Consequências da espetacularização da violência pela mídia brasileira

Enviada em 18/03/2020

O conceito de violência envolve aspectos antropológicos e sociológicos, visto que entende-se que a mesma está ligada aos instintos humanos e admite divergências de interpretação provenientes do sistema e comportamento social local. Em 2019, houve cerca de 42 mil mortes violentas no Brasil, um número enorme se posto em escala global. Qual o papel da mídia nesse contexto e como a cobertura de casos violentos afeta a população?

Sabendo que os veículos de comunicação estão cada vez mais se apropriando de táticas sensacionalistas e apelativas em prol da busca por audiência, dois grandes fatores surgem como consequência dessa espetacularização: a banalização da vida e normalização da violência. Ao realizar a cobertura e divulgação de delitos, a informação jornalística já não basta e o foco se volta para os detalhes da situação, dando destaque e engrandecendo a violência.

## Sua tarefa
Escreva a continuação do texto sobre a espetacularização da violência pela mídia brasileira, começando após a última frase apresentada.

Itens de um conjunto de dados

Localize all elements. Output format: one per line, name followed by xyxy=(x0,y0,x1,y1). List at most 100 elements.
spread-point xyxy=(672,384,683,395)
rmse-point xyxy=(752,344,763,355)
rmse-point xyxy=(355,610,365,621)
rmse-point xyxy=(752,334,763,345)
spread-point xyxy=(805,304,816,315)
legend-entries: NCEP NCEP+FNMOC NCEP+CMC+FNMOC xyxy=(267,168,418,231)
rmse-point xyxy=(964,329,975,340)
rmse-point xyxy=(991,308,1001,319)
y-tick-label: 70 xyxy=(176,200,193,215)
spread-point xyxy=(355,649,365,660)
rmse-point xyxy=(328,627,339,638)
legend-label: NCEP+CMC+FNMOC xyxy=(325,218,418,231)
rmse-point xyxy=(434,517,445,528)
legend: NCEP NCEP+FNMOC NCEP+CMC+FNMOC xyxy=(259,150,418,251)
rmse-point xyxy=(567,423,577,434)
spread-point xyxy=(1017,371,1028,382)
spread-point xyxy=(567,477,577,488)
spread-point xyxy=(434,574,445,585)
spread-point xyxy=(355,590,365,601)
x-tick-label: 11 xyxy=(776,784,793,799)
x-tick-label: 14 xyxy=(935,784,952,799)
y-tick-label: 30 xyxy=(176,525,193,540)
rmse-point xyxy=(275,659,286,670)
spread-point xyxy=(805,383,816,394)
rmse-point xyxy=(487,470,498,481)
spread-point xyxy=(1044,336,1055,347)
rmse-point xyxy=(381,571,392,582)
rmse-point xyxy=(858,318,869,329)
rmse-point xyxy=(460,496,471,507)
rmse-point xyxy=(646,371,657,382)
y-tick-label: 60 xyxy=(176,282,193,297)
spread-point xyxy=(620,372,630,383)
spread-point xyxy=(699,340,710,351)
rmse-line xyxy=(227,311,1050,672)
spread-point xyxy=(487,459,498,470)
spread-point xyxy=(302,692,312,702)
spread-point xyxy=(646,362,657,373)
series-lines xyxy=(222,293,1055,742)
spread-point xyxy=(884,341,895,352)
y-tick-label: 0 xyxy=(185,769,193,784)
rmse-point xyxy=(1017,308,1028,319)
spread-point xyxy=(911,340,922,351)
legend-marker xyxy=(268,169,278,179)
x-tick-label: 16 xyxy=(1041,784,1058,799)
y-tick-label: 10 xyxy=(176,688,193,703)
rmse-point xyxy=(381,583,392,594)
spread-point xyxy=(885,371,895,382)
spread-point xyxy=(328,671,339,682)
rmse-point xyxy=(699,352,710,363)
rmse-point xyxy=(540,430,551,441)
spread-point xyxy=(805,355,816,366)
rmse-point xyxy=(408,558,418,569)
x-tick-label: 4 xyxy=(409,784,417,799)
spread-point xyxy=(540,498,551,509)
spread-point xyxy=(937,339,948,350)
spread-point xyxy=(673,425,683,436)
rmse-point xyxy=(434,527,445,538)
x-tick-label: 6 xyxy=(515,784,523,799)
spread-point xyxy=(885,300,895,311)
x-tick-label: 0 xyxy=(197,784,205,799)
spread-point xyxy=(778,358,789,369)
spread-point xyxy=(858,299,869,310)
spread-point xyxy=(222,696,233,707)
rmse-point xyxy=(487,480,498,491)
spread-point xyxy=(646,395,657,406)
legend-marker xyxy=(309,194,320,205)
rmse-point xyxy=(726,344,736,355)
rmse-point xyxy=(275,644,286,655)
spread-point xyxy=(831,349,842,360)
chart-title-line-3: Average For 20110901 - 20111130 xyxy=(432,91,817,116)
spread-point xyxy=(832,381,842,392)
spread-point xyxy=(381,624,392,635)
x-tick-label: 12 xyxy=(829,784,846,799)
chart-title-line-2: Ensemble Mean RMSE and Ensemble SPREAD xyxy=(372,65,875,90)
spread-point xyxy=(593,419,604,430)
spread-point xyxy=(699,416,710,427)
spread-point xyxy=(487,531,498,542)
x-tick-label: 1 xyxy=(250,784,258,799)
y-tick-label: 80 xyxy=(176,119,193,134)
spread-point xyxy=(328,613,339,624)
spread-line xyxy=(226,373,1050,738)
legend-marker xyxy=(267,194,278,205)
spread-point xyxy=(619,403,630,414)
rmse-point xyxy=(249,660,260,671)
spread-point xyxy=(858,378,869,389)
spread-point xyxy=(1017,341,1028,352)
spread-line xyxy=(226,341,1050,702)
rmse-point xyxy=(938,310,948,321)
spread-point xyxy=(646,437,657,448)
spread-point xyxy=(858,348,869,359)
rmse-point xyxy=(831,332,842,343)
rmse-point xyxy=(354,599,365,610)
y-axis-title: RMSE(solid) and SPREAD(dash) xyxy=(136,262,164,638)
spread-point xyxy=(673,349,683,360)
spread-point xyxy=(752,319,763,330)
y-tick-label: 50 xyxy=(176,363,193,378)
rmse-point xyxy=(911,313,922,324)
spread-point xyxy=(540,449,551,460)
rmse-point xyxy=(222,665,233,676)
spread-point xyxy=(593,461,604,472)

## Resposta escrita
Ao levar esses acontecimentos ao extremo, a mídia brasileira gera um interesse pelo crime, como foi o caso de Isabela Nardoni, uma menina que foi atirada de um prédio residencial em São Paulo no ano de 2008. Essa tragédia foi excessivamente noticiada em todos os jornais por semanas, mesmo com a ausência de novos fatos. Imagens e opiniões repetidas eram propositalmente exibidas durante grande parte do dia, o que fez com que a morte da garota e o ato de violência inaceitável cometido parassem de ser relacionados à uma tragédia e um crime e passassem a ser tratado como algo do cotidiano, comum.

Tendo em vista os fatos mencionados, o jornalismo no Brasil tem se corrompido devido à sede por visibilidade. Assim, cabe ao Estado e a Iniciativa Privada investirem em suas respectivas instituições, como escolas e universidades, para a capacitação dos futuros profissionais da área jornalística. O MEC, por ser responsável por todo o sistema educacional brasileiro, tem papel fundamental na sua administração a aplicação das diretrizes do Plano Nacional de Educação.